Records shown |
□ □ □
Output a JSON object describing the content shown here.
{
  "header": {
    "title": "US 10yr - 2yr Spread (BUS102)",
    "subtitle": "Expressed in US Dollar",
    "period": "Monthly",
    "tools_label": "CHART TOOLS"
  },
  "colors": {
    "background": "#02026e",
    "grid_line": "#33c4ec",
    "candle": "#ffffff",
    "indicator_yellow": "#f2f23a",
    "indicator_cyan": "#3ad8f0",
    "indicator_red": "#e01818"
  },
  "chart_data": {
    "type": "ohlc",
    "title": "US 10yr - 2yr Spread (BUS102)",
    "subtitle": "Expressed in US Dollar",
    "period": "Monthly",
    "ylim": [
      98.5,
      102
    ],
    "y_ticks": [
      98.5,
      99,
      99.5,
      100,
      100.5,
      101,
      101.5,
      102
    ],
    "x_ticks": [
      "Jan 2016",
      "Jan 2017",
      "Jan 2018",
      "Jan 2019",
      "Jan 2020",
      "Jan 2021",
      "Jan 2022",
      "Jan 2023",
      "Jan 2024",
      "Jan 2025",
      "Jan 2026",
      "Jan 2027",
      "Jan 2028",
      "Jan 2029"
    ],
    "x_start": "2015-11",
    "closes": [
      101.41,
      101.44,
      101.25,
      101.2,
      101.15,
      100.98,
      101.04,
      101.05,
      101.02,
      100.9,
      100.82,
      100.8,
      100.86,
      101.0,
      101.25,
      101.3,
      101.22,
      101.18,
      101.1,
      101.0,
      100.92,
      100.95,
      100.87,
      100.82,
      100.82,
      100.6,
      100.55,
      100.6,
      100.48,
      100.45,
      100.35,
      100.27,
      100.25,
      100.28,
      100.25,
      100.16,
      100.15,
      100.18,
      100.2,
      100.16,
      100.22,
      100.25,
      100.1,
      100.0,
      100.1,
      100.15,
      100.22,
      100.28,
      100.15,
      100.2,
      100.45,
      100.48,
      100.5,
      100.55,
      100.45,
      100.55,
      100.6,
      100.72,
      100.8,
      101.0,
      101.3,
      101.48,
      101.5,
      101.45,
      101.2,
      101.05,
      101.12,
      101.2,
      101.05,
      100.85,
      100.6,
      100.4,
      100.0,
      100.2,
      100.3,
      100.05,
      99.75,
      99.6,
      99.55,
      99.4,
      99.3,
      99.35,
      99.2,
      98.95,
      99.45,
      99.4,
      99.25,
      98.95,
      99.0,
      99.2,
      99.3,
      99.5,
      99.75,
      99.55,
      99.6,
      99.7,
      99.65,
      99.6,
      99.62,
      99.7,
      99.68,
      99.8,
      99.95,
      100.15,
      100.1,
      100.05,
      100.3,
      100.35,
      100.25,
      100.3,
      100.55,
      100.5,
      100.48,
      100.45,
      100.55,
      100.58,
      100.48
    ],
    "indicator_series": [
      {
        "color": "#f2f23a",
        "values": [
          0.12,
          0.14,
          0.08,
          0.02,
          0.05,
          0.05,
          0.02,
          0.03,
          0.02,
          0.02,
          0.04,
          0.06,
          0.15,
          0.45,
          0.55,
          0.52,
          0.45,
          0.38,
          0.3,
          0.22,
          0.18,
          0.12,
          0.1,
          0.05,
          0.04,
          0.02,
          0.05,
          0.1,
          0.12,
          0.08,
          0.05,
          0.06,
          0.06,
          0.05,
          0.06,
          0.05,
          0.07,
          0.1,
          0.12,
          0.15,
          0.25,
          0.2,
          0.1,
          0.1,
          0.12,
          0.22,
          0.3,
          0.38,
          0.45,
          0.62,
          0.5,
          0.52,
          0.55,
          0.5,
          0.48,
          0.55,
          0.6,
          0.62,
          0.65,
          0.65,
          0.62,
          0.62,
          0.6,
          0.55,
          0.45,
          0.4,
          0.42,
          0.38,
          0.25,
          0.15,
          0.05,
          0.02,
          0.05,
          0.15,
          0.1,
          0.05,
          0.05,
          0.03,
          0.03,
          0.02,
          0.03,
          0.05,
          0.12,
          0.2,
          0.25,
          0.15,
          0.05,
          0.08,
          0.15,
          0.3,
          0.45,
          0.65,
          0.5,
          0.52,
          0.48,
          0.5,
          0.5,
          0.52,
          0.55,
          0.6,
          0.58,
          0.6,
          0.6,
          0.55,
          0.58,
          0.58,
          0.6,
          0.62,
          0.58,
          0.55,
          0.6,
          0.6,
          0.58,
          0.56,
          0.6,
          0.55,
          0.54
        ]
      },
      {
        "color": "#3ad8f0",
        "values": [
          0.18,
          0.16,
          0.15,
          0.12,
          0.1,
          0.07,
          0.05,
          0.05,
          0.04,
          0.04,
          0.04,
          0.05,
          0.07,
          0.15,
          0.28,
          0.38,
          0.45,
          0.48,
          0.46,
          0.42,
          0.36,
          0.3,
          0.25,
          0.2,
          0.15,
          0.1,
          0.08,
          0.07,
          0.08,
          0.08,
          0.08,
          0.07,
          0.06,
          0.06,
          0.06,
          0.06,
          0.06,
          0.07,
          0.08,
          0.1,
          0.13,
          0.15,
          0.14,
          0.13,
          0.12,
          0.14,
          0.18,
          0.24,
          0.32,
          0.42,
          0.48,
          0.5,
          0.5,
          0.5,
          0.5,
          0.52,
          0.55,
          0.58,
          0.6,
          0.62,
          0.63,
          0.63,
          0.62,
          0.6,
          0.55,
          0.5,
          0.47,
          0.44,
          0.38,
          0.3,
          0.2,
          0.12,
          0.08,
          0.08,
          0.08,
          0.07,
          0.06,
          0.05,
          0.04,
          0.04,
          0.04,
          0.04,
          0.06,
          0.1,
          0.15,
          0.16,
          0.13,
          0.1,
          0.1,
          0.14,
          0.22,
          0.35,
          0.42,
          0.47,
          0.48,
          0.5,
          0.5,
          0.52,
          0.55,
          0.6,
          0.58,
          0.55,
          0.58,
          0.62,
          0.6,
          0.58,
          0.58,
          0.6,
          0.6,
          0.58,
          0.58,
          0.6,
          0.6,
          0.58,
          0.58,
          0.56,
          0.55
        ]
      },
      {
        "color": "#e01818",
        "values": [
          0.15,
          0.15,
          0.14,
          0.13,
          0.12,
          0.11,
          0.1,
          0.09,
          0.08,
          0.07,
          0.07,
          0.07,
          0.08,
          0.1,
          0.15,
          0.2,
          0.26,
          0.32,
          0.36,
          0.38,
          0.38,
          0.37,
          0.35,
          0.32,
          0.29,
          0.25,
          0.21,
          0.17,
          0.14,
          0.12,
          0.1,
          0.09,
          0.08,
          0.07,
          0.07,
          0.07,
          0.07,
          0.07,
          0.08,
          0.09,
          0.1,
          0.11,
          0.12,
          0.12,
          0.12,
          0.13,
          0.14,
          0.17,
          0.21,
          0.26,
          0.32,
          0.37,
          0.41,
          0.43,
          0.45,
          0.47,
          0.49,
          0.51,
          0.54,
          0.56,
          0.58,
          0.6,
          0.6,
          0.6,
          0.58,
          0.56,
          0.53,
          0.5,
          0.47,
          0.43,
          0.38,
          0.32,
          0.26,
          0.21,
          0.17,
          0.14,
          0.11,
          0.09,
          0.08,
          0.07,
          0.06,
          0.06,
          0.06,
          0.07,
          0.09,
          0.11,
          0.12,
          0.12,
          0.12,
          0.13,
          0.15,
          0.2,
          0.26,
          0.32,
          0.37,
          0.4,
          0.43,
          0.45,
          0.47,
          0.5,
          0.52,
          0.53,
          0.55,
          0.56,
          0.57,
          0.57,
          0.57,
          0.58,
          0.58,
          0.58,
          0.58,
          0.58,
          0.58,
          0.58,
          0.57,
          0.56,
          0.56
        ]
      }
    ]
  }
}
□ □ □
Set problem | Restate all of the entries exactly, please.

Response |
Output a JSON object describing the content shown here.
{
  "header": {
    "title": "US 10yr - 2yr Spread (BUS102)",
    "subtitle": "Expressed in US Dollar",
    "period": "Monthly",
    "tools_label": "CHART TOOLS"
  },
  "colors": {
    "background": "#02026e",
    "grid_line": "#33c4ec",
    "candle": "#ffffff",
    "indicator_yellow": "#f2f23a",
    "indicator_cyan": "#3ad8f0",
    "indicator_red": "#e01818"
  },
  "chart_data": {
    "type": "ohlc",
    "title": "US 10yr - 2yr Spread (BUS102)",
    "subtitle": "Expressed in US Dollar",
    "period": "Monthly",
    "ylim": [
      98.5,
      102
    ],
    "y_ticks": [
      98.5,
      99,
      99.5,
      100,
      100.5,
      101,
      101.5,
      102
    ],
    "x_ticks": [
      "Jan 2016",
      "Jan 2017",
      "Jan 2018",
      "Jan 2019",
      "Jan 2020",
      "Jan 2021",
      "Jan 2022",
      "Jan 2023",
      "Jan 2024",
      "Jan 2025",
      "Jan 2026",
      "Jan 2027",
      "Jan 2028",
      "Jan 2029"
    ],
    "x_start": "2015-11",
    "closes": [
      101.41,
      101.44,
      101.25,
      101.2,
      101.15,
      100.98,
      101.04,
      101.05,
      101.02,
      100.9,
      100.82,
      100.8,
      100.86,
      101.0,
      101.25,
      101.3,
      101.22,
      101.18,
      101.1,
      101.0,
      100.92,
      100.95,
      100.87,
      100.82,
      100.82,
      100.6,
      100.55,
      100.6,
      100.48,
      100.45,
      100.35,
      100.27,
      100.25,
      100.28,
      100.25,
      100.16,
      100.15,
      100.18,
      100.2,
      100.16,
      100.22,
      100.25,
      100.1,
      100.0,
      100.1,
      100.15,
      100.22,
      100.28,
      100.15,
      100.2,
      100.45,
      100.48,
      100.5,
      100.55,
      100.45,
      100.55,
      100.6,
      100.72,
      100.8,
      101.0,
      101.3,
      101.48,
      101.5,
      101.45,
      101.2,
      101.05,
      101.12,
      101.2,
      101.05,
      100.85,
      100.6,
      100.4,
      100.0,
      100.2,
      100.3,
      100.05,
      99.75,
      99.6,
      99.55,
      99.4,
      99.3,
      99.35,
      99.2,
      98.95,
      99.45,
      99.4,
      99.25,
      98.95,
      99.0,
      99.2,
      99.3,
      99.5,
      99.75,
      99.55,
      99.6,
      99.7,
      99.65,
      99.6,
      99.62,
      99.7,
      99.68,
      99.8,
      99.95,
      100.15,
      100.1,
      100.05,
      100.3,
      100.35,
      100.25,
      100.3,
      100.55,
      100.5,
      100.48,
      100.45,
      100.55,
      100.58,
      100.48
    ],
    "indicator_series": [
      {
        "color": "#f2f23a",
        "values": [
          0.12,
          0.14,
          0.08,
          0.02,
          0.05,
          0.05,
          0.02,
          0.03,
          0.02,
          0.02,
          0.04,
          0.06,
          0.15,
          0.45,
          0.55,
          0.52,
          0.45,
          0.38,
          0.3,
          0.22,
          0.18,
          0.12,
          0.1,
          0.05,
          0.04,
          0.02,
          0.05,
          0.1,
          0.12,
          0.08,
          0.05,
          0.06,
          0.06,
          0.05,
          0.06,
          0.05,
          0.07,
          0.1,
          0.12,
          0.15,
          0.25,
          0.2,
          0.1,
          0.1,
          0.12,
          0.22,
          0.3,
          0.38,
          0.45,
          0.62,
          0.5,
          0.52,
          0.55,
          0.5,
          0.48,
          0.55,
          0.6,
          0.62,
          0.65,
          0.65,
          0.62,
          0.62,
          0.6,
          0.55,
          0.45,
          0.4,
          0.42,
          0.38,
          0.25,
          0.15,
          0.05,
          0.02,
          0.05,
          0.15,
          0.1,
          0.05,
          0.05,
          0.03,
          0.03,
          0.02,
          0.03,
          0.05,
          0.12,
          0.2,
          0.25,
          0.15,
          0.05,
          0.08,
          0.15,
          0.3,
          0.45,
          0.65,
          0.5,
          0.52,
          0.48,
          0.5,
          0.5,
          0.52,
          0.55,
          0.6,
          0.58,
          0.6,
          0.6,
          0.55,
          0.58,
          0.58,
          0.6,
          0.62,
          0.58,
          0.55,
          0.6,
          0.6,
          0.58,
          0.56,
          0.6,
          0.55,
          0.54
        ]
      },
      {
        "color": "#3ad8f0",
        "values": [
          0.18,
          0.16,
          0.15,
          0.12,
          0.1,
          0.07,
          0.05,
          0.05,
          0.04,
          0.04,
          0.04,
          0.05,
          0.07,
          0.15,
          0.28,
          0.38,
          0.45,
          0.48,
          0.46,
          0.42,
          0.36,
          0.3,
          0.25,
          0.2,
          0.15,
          0.1,
          0.08,
          0.07,
          0.08,
          0.08,
          0.08,
          0.07,
          0.06,
          0.06,
          0.06,
          0.06,
          0.06,
          0.07,
          0.08,
          0.1,
          0.13,
          0.15,
          0.14,
          0.13,
          0.12,
          0.14,
          0.18,
          0.24,
          0.32,
          0.42,
          0.48,
          0.5,
          0.5,
          0.5,
          0.5,
          0.52,
          0.55,
          0.58,
          0.6,
          0.62,
          0.63,
          0.63,
          0.62,
          0.6,
          0.55,
          0.5,
          0.47,
          0.44,
          0.38,
          0.3,
          0.2,
          0.12,
          0.08,
          0.08,
          0.08,
          0.07,
          0.06,
          0.05,
          0.04,
          0.04,
          0.04,
          0.04,
          0.06,
          0.1,
          0.15,
          0.16,
          0.13,
          0.1,
          0.1,
          0.14,
          0.22,
          0.35,
          0.42,
          0.47,
          0.48,
          0.5,
          0.5,
          0.52,
          0.55,
          0.6,
          0.58,
          0.55,
          0.58,
          0.62,
          0.6,
          0.58,
          0.58,
          0.6,
          0.6,
          0.58,
          0.58,
          0.6,
          0.6,
          0.58,
          0.58,
          0.56,
          0.55
        ]
      },
      {
        "color": "#e01818",
        "values": [
          0.15,
          0.15,
          0.14,
          0.13,
          0.12,
          0.11,
          0.1,
          0.09,
          0.08,
          0.07,
          0.07,
          0.07,
          0.08,
          0.1,
          0.15,
          0.2,
          0.26,
          0.32,
          0.36,
          0.38,
          0.38,
          0.37,
          0.35,
          0.32,
          0.29,
          0.25,
          0.21,
          0.17,
          0.14,
          0.12,
          0.1,
          0.09,
          0.08,
          0.07,
          0.07,
          0.07,
          0.07,
          0.07,
          0.08,
          0.09,
          0.1,
          0.11,
          0.12,
          0.12,
          0.12,
          0.13,
          0.14,
          0.17,
          0.21,
          0.26,
          0.32,
          0.37,
          0.41,
          0.43,
          0.45,
          0.47,
          0.49,
          0.51,
          0.54,
          0.56,
          0.58,
          0.6,
          0.6,
          0.6,
          0.58,
          0.56,
          0.53,
          0.5,
          0.47,
          0.43,
          0.38,
          0.32,
          0.26,
          0.21,
          0.17,
          0.14,
          0.11,
          0.09,
          0.08,
          0.07,
          0.06,
          0.06,
          0.06,
          0.07,
          0.09,
          0.11,
          0.12,
          0.12,
          0.12,
          0.13,
          0.15,
          0.2,
          0.26,
          0.32,
          0.37,
          0.4,
          0.43,
          0.45,
          0.47,
          0.5,
          0.52,
          0.53,
          0.55,
          0.56,
          0.57,
          0.57,
          0.57,
          0.58,
          0.58,
          0.58,
          0.58,
          0.58,
          0.58,
          0.58,
          0.57,
          0.56,
          0.56
        ]
      }
    ]
  }
}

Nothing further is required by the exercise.